Requirements: Count every line below in which "tepung" occurs, then give only the count.

Available records:
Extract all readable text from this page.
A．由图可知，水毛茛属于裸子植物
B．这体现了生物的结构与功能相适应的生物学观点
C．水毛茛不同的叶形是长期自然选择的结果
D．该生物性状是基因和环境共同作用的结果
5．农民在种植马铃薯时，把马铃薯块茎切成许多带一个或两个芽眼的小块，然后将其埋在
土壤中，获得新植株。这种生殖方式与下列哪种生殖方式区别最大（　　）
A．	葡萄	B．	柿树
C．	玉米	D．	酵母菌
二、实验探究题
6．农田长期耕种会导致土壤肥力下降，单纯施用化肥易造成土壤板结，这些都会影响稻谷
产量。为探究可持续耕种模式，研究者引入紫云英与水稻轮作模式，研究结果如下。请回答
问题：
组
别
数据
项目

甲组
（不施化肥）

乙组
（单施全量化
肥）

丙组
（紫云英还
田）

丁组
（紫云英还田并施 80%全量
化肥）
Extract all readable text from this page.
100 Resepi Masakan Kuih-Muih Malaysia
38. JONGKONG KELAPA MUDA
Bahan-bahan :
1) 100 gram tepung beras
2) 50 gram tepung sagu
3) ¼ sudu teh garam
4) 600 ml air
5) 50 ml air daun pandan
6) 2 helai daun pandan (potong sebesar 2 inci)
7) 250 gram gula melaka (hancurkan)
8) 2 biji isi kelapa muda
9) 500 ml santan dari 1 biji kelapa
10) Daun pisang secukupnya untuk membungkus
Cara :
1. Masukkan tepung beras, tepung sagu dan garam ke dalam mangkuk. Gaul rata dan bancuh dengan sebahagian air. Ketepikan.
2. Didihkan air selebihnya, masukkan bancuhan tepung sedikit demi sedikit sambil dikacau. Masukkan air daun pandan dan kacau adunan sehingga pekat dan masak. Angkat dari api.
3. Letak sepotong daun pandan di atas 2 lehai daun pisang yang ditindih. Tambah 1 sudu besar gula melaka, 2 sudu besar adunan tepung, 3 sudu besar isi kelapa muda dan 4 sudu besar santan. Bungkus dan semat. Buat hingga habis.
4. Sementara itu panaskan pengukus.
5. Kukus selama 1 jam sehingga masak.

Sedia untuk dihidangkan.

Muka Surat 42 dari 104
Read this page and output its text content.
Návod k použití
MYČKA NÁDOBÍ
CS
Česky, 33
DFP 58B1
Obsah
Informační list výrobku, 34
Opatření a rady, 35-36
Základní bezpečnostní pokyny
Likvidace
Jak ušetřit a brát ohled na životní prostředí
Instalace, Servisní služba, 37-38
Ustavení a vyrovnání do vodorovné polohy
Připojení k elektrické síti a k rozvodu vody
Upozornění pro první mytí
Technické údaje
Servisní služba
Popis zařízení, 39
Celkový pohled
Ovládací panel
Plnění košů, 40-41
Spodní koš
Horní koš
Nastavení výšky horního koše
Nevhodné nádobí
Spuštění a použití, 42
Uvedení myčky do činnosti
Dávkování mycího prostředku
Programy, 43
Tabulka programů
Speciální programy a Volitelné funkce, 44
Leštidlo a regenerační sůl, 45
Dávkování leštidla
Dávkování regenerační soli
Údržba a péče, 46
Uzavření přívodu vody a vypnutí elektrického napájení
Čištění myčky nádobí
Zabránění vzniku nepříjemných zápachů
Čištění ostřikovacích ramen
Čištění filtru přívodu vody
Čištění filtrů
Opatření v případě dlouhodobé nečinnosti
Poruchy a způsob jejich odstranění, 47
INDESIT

Correct answer: 5